# Aim
Send back the records in full, character for character.
## begin
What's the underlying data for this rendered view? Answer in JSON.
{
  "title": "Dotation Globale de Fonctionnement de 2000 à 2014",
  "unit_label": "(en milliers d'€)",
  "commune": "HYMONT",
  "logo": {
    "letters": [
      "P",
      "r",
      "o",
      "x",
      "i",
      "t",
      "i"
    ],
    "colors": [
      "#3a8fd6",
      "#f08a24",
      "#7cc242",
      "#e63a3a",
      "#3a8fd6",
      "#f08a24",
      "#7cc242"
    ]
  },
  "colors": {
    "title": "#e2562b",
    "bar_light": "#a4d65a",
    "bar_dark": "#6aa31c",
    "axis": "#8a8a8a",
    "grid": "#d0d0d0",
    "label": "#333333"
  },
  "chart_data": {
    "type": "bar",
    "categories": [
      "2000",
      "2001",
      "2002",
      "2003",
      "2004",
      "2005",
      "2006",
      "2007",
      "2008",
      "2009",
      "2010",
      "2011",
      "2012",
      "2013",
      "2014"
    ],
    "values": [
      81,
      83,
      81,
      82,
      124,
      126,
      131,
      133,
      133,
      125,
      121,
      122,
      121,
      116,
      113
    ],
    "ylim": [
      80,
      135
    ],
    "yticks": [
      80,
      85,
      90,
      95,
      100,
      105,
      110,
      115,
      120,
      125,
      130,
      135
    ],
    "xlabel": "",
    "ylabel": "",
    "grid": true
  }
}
## end
# Right answer
What's the underlying data for this rendered view? Answer in JSON.
{
  "title": "Dotation Globale de Fonctionnement de 2000 à 2014",
  "unit_label": "(en milliers d'€)",
  "commune": "HYMONT",
  "logo": {
    "letters": [
      "P",
      "r",
      "o",
      "x",
      "i",
      "t",
      "i"
    ],
    "colors": [
      "#3a8fd6",
      "#f08a24",
      "#7cc242",
      "#e63a3a",
      "#3a8fd6",
      "#f08a24",
      "#7cc242"
    ]
  },
  "colors": {
    "title": "#e2562b",
    "bar_light": "#a4d65a",
    "bar_dark": "#6aa31c",
    "axis": "#8a8a8a",
    "grid": "#d0d0d0",
    "label": "#333333"
  },
  "chart_data": {
    "type": "bar",
    "categories": [
      "2000",
      "2001",
      "2002",
      "2003",
      "2004",
      "2005",
      "2006",
      "2007",
      "2008",
      "2009",
      "2010",
      "2011",
      "2012",
      "2013",
      "2014"
    ],
    "values": [
      81,
      83,
      81,
      82,
      124,
      126,
      131,
      133,
      133,
      125,
      121,
      122,
      121,
      116,
      113
    ],
    "ylim": [
      80,
      135
    ],
    "yticks": [
      80,
      85,
      90,
      95,
      100,
      105,
      110,
      115,
      120,
      125,
      130,
      135
    ],
    "xlabel": "",
    "ylabel": "",
    "grid": true
  }
}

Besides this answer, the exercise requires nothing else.